> _Written problem_: Every line of the material that follows must be printed again exactly.

>> Begin Material for the task

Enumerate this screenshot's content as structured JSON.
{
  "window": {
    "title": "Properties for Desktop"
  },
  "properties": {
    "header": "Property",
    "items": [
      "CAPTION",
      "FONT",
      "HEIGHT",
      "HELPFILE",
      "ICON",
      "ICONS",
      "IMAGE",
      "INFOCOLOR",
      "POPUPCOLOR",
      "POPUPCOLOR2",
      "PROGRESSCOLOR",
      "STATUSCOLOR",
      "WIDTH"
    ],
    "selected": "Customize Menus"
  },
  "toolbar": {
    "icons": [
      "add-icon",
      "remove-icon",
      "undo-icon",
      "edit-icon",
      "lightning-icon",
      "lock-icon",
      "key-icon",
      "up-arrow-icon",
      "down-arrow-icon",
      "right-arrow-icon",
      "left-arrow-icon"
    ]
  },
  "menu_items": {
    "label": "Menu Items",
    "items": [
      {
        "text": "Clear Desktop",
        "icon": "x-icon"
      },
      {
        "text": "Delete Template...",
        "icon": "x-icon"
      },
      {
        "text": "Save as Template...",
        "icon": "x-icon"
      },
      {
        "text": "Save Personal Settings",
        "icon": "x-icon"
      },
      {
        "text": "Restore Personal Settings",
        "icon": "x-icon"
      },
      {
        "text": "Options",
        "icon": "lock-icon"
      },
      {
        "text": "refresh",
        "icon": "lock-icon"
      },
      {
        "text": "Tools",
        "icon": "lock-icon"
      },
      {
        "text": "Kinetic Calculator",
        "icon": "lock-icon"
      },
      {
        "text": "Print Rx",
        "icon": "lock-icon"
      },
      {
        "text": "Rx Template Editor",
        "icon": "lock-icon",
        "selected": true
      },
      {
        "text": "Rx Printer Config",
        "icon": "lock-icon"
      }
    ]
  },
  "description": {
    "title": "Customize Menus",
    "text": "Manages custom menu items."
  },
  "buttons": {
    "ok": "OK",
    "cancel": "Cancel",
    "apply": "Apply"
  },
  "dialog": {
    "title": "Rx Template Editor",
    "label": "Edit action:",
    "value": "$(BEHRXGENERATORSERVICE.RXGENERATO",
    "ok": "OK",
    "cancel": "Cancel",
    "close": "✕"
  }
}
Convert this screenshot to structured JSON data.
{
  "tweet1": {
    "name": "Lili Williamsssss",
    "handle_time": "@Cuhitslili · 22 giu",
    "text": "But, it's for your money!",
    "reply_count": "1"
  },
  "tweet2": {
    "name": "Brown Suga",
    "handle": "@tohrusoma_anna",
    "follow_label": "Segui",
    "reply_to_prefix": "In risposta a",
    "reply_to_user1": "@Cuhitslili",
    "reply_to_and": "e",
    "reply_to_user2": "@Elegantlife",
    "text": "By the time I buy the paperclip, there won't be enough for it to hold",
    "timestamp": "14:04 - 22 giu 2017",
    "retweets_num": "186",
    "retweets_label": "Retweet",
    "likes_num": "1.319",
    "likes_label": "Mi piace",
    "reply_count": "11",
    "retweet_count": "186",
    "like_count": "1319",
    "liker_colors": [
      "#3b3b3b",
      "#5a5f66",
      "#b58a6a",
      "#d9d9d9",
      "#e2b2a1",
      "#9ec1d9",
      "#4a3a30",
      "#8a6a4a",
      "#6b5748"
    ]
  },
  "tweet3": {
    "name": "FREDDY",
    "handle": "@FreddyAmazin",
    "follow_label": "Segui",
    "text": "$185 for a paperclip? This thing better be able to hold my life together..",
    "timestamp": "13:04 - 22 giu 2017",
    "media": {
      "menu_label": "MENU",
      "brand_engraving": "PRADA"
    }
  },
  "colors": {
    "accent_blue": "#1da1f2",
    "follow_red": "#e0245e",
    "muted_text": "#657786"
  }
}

>> End Material for the task

> _Answer for the task_:
Enumerate this screenshot's content as structured JSON.
{
  "window": {
    "title": "Properties for Desktop"
  },
  "properties": {
    "header": "Property",
    "items": [
      "CAPTION",
      "FONT",
      "HEIGHT",
      "HELPFILE",
      "ICON",
      "ICONS",
      "IMAGE",
      "INFOCOLOR",
      "POPUPCOLOR",
      "POPUPCOLOR2",
      "PROGRESSCOLOR",
      "STATUSCOLOR",
      "WIDTH"
    ],
    "selected": "Customize Menus"
  },
  "toolbar": {
    "icons": [
      "add-icon",
      "remove-icon",
      "undo-icon",
      "edit-icon",
      "lightning-icon",
      "lock-icon",
      "key-icon",
      "up-arrow-icon",
      "down-arrow-icon",
      "right-arrow-icon",
      "left-arrow-icon"
    ]
  },
  "menu_items": {
    "label": "Menu Items",
    "items": [
      {
        "text": "Clear Desktop",
        "icon": "x-icon"
      },
      {
        "text": "Delete Template...",
        "icon": "x-icon"
      },
      {
        "text": "Save as Template...",
        "icon": "x-icon"
      },
      {
        "text": "Save Personal Settings",
        "icon": "x-icon"
      },
      {
        "text": "Restore Personal Settings",
        "icon": "x-icon"
      },
      {
        "text": "Options",
        "icon": "lock-icon"
      },
      {
        "text": "refresh",
        "icon": "lock-icon"
      },
      {
        "text": "Tools",
        "icon": "lock-icon"
      },
      {
        "text": "Kinetic Calculator",
        "icon": "lock-icon"
      },
      {
        "text": "Print Rx",
        "icon": "lock-icon"
      },
      {
        "text": "Rx Template Editor",
        "icon": "lock-icon",
        "selected": true
      },
      {
        "text": "Rx Printer Config",
        "icon": "lock-icon"
      }
    ]
  },
  "description": {
    "title": "Customize Menus",
    "text": "Manages custom menu items."
  },
  "buttons": {
    "ok": "OK",
    "cancel": "Cancel",
    "apply": "Apply"
  },
  "dialog": {
    "title": "Rx Template Editor",
    "label": "Edit action:",
    "value": "$(BEHRXGENERATORSERVICE.RXGENERATO",
    "ok": "OK",
    "cancel": "Cancel",
    "close": "✕"
  }
}
Convert this screenshot to structured JSON data.
{
  "tweet1": {
    "name": "Lili Williamsssss",
    "handle_time": "@Cuhitslili · 22 giu",
    "text": "But, it's for your money!",
    "reply_count": "1"
  },
  "tweet2": {
    "name": "Brown Suga",
    "handle": "@tohrusoma_anna",
    "follow_label": "Segui",
    "reply_to_prefix": "In risposta a",
    "reply_to_user1": "@Cuhitslili",
    "reply_to_and": "e",
    "reply_to_user2": "@Elegantlife",
    "text": "By the time I buy the paperclip, there won't be enough for it to hold",
    "timestamp": "14:04 - 22 giu 2017",
    "retweets_num": "186",
    "retweets_label": "Retweet",
    "likes_num": "1.319",
    "likes_label": "Mi piace",
    "reply_count": "11",
    "retweet_count": "186",
    "like_count": "1319",
    "liker_colors": [
      "#3b3b3b",
      "#5a5f66",
      "#b58a6a",
      "#d9d9d9",
      "#e2b2a1",
      "#9ec1d9",
      "#4a3a30",
      "#8a6a4a",
      "#6b5748"
    ]
  },
  "tweet3": {
    "name": "FREDDY",
    "handle": "@FreddyAmazin",
    "follow_label": "Segui",
    "text": "$185 for a paperclip? This thing better be able to hold my life together..",
    "timestamp": "13:04 - 22 giu 2017",
    "media": {
      "menu_label": "MENU",
      "brand_engraving": "PRADA"
    }
  },
  "colors": {
    "accent_blue": "#1da1f2",
    "follow_red": "#e0245e",
    "muted_text": "#657786"
  }
}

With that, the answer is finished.